- [Exercise aim]
Repeat all entries exactly.

────────

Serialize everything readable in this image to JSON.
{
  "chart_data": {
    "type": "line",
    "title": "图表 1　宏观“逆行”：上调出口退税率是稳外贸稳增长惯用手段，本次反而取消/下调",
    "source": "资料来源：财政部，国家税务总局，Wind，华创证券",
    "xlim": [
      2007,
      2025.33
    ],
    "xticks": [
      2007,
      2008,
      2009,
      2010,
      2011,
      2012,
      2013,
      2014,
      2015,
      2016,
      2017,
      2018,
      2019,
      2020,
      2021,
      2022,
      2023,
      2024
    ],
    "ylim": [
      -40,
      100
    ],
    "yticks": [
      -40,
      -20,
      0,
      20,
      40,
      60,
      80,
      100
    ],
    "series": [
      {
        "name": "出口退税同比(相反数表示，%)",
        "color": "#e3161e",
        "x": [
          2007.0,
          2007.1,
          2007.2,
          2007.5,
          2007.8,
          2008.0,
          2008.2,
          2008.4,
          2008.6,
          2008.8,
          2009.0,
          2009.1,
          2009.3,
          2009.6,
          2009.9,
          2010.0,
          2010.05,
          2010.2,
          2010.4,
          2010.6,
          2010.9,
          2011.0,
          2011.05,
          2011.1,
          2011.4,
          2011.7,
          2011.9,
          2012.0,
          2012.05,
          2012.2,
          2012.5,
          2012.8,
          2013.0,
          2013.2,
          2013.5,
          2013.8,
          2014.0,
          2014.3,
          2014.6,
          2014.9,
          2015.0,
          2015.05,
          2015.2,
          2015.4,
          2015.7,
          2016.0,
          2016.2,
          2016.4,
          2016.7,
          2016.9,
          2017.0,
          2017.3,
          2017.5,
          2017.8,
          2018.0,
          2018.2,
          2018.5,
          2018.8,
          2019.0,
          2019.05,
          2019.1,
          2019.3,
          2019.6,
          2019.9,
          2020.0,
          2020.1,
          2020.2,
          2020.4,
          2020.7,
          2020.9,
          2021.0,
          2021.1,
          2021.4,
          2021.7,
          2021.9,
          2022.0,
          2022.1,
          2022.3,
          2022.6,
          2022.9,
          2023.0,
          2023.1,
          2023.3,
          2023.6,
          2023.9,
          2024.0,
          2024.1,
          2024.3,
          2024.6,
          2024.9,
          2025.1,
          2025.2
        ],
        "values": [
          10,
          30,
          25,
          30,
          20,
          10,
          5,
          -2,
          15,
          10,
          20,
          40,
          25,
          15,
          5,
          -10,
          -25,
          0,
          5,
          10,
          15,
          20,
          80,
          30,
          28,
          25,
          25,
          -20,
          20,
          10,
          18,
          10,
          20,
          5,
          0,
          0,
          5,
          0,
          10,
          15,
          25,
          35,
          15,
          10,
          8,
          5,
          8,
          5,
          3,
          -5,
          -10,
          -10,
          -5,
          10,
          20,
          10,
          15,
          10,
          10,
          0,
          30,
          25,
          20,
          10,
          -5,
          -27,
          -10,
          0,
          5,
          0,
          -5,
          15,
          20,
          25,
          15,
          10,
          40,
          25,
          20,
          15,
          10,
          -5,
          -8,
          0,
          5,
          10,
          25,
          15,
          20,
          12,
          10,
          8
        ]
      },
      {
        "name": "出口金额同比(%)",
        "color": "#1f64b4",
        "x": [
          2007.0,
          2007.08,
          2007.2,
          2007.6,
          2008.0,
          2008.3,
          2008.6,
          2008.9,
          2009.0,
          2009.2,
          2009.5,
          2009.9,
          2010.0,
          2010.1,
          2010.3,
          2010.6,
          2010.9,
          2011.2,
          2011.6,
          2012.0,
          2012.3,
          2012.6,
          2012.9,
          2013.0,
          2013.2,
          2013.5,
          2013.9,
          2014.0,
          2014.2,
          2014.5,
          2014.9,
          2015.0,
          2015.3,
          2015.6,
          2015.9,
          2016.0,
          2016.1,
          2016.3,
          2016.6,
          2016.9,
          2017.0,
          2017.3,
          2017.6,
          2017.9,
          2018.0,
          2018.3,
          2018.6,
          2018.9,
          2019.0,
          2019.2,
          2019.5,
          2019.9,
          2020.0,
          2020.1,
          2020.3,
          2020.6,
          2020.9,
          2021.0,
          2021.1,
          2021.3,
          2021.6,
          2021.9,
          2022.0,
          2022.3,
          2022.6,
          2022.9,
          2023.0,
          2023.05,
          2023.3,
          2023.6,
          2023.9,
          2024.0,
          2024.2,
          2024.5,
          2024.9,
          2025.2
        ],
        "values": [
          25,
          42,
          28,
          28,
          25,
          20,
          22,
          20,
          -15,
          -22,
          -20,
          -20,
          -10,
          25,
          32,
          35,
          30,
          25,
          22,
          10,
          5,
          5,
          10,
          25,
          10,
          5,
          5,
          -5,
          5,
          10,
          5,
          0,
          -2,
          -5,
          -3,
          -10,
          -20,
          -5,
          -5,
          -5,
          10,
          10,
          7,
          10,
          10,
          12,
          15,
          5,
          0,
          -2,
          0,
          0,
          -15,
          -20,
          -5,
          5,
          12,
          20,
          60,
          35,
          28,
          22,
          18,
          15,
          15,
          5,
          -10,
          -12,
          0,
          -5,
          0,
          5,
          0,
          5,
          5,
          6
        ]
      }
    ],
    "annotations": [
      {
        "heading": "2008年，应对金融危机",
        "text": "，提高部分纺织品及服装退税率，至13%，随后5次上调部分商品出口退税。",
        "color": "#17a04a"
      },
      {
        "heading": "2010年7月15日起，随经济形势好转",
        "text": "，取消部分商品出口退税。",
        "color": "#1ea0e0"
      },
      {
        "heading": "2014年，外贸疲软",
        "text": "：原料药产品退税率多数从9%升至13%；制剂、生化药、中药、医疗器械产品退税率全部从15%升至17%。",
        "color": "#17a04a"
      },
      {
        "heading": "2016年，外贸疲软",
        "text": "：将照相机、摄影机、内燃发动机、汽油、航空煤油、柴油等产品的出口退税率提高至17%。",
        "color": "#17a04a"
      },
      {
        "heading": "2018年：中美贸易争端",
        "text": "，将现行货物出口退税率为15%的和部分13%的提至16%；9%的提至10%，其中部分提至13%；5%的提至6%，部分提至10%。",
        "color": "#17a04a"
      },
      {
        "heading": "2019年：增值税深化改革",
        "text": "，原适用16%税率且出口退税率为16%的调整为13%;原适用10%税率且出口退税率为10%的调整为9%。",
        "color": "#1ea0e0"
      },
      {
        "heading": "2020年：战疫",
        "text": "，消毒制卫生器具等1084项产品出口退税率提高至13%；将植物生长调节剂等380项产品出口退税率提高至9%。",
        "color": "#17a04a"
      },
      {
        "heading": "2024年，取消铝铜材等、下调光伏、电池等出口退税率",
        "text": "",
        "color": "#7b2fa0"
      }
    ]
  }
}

────────

- [Exercise response]
Serialize everything readable in this image to JSON.
{
  "chart_data": {
    "type": "line",
    "title": "图表 1　宏观“逆行”：上调出口退税率是稳外贸稳增长惯用手段，本次反而取消/下调",
    "source": "资料来源：财政部，国家税务总局，Wind，华创证券",
    "xlim": [
      2007,
      2025.33
    ],
    "xticks": [
      2007,
      2008,
      2009,
      2010,
      2011,
      2012,
      2013,
      2014,
      2015,
      2016,
      2017,
      2018,
      2019,
      2020,
      2021,
      2022,
      2023,
      2024
    ],
    "ylim": [
      -40,
      100
    ],
    "yticks": [
      -40,
      -20,
      0,
      20,
      40,
      60,
      80,
      100
    ],
    "series": [
      {
        "name": "出口退税同比(相反数表示，%)",
        "color": "#e3161e",
        "x": [
          2007.0,
          2007.1,
          2007.2,
          2007.5,
          2007.8,
          2008.0,
          2008.2,
          2008.4,
          2008.6,
          2008.8,
          2009.0,
          2009.1,
          2009.3,
          2009.6,
          2009.9,
          2010.0,
          2010.05,
          2010.2,
          2010.4,
          2010.6,
          2010.9,
          2011.0,
          2011.05,
          2011.1,
          2011.4,
          2011.7,
          2011.9,
          2012.0,
          2012.05,
          2012.2,
          2012.5,
          2012.8,
          2013.0,
          2013.2,
          2013.5,
          2013.8,
          2014.0,
          2014.3,
          2014.6,
          2014.9,
          2015.0,
          2015.05,
          2015.2,
          2015.4,
          2015.7,
          2016.0,
          2016.2,
          2016.4,
          2016.7,
          2016.9,
          2017.0,
          2017.3,
          2017.5,
          2017.8,
          2018.0,
          2018.2,
          2018.5,
          2018.8,
          2019.0,
          2019.05,
          2019.1,
          2019.3,
          2019.6,
          2019.9,
          2020.0,
          2020.1,
          2020.2,
          2020.4,
          2020.7,
          2020.9,
          2021.0,
          2021.1,
          2021.4,
          2021.7,
          2021.9,
          2022.0,
          2022.1,
          2022.3,
          2022.6,
          2022.9,
          2023.0,
          2023.1,
          2023.3,
          2023.6,
          2023.9,
          2024.0,
          2024.1,
          2024.3,
          2024.6,
          2024.9,
          2025.1,
          2025.2
        ],
        "values": [
          10,
          30,
          25,
          30,
          20,
          10,
          5,
          -2,
          15,
          10,
          20,
          40,
          25,
          15,
          5,
          -10,
          -25,
          0,
          5,
          10,
          15,
          20,
          80,
          30,
          28,
          25,
          25,
          -20,
          20,
          10,
          18,
          10,
          20,
          5,
          0,
          0,
          5,
          0,
          10,
          15,
          25,
          35,
          15,
          10,
          8,
          5,
          8,
          5,
          3,
          -5,
          -10,
          -10,
          -5,
          10,
          20,
          10,
          15,
          10,
          10,
          0,
          30,
          25,
          20,
          10,
          -5,
          -27,
          -10,
          0,
          5,
          0,
          -5,
          15,
          20,
          25,
          15,
          10,
          40,
          25,
          20,
          15,
          10,
          -5,
          -8,
          0,
          5,
          10,
          25,
          15,
          20,
          12,
          10,
          8
        ]
      },
      {
        "name": "出口金额同比(%)",
        "color": "#1f64b4",
        "x": [
          2007.0,
          2007.08,
          2007.2,
          2007.6,
          2008.0,
          2008.3,
          2008.6,
          2008.9,
          2009.0,
          2009.2,
          2009.5,
          2009.9,
          2010.0,
          2010.1,
          2010.3,
          2010.6,
          2010.9,
          2011.2,
          2011.6,
          2012.0,
          2012.3,
          2012.6,
          2012.9,
          2013.0,
          2013.2,
          2013.5,
          2013.9,
          2014.0,
          2014.2,
          2014.5,
          2014.9,
          2015.0,
          2015.3,
          2015.6,
          2015.9,
          2016.0,
          2016.1,
          2016.3,
          2016.6,
          2016.9,
          2017.0,
          2017.3,
          2017.6,
          2017.9,
          2018.0,
          2018.3,
          2018.6,
          2018.9,
          2019.0,
          2019.2,
          2019.5,
          2019.9,
          2020.0,
          2020.1,
          2020.3,
          2020.6,
          2020.9,
          2021.0,
          2021.1,
          2021.3,
          2021.6,
          2021.9,
          2022.0,
          2022.3,
          2022.6,
          2022.9,
          2023.0,
          2023.05,
          2023.3,
          2023.6,
          2023.9,
          2024.0,
          2024.2,
          2024.5,
          2024.9,
          2025.2
        ],
        "values": [
          25,
          42,
          28,
          28,
          25,
          20,
          22,
          20,
          -15,
          -22,
          -20,
          -20,
          -10,
          25,
          32,
          35,
          30,
          25,
          22,
          10,
          5,
          5,
          10,
          25,
          10,
          5,
          5,
          -5,
          5,
          10,
          5,
          0,
          -2,
          -5,
          -3,
          -10,
          -20,
          -5,
          -5,
          -5,
          10,
          10,
          7,
          10,
          10,
          12,
          15,
          5,
          0,
          -2,
          0,
          0,
          -15,
          -20,
          -5,
          5,
          12,
          20,
          60,
          35,
          28,
          22,
          18,
          15,
          15,
          5,
          -10,
          -12,
          0,
          -5,
          0,
          5,
          0,
          5,
          5,
          6
        ]
      }
    ],
    "annotations": [
      {
        "heading": "2008年，应对金融危机",
        "text": "，提高部分纺织品及服装退税率，至13%，随后5次上调部分商品出口退税。",
        "color": "#17a04a"
      },
      {
        "heading": "2010年7月15日起，随经济形势好转",
        "text": "，取消部分商品出口退税。",
        "color": "#1ea0e0"
      },
      {
        "heading": "2014年，外贸疲软",
        "text": "：原料药产品退税率多数从9%升至13%；制剂、生化药、中药、医疗器械产品退税率全部从15%升至17%。",
        "color": "#17a04a"
      },
      {
        "heading": "2016年，外贸疲软",
        "text": "：将照相机、摄影机、内燃发动机、汽油、航空煤油、柴油等产品的出口退税率提高至17%。",
        "color": "#17a04a"
      },
      {
        "heading": "2018年：中美贸易争端",
        "text": "，将现行货物出口退税率为15%的和部分13%的提至16%；9%的提至10%，其中部分提至13%；5%的提至6%，部分提至10%。",
        "color": "#17a04a"
      },
      {
        "heading": "2019年：增值税深化改革",
        "text": "，原适用16%税率且出口退税率为16%的调整为13%;原适用10%税率且出口退税率为10%的调整为9%。",
        "color": "#1ea0e0"
      },
      {
        "heading": "2020年：战疫",
        "text": "，消毒制卫生器具等1084项产品出口退税率提高至13%；将植物生长调节剂等380项产品出口退税率提高至9%。",
        "color": "#17a04a"
      },
      {
        "heading": "2024年，取消铝铜材等、下调光伏、电池等出口退税率",
        "text": "",
        "color": "#7b2fa0"
      }
    ]
  }
}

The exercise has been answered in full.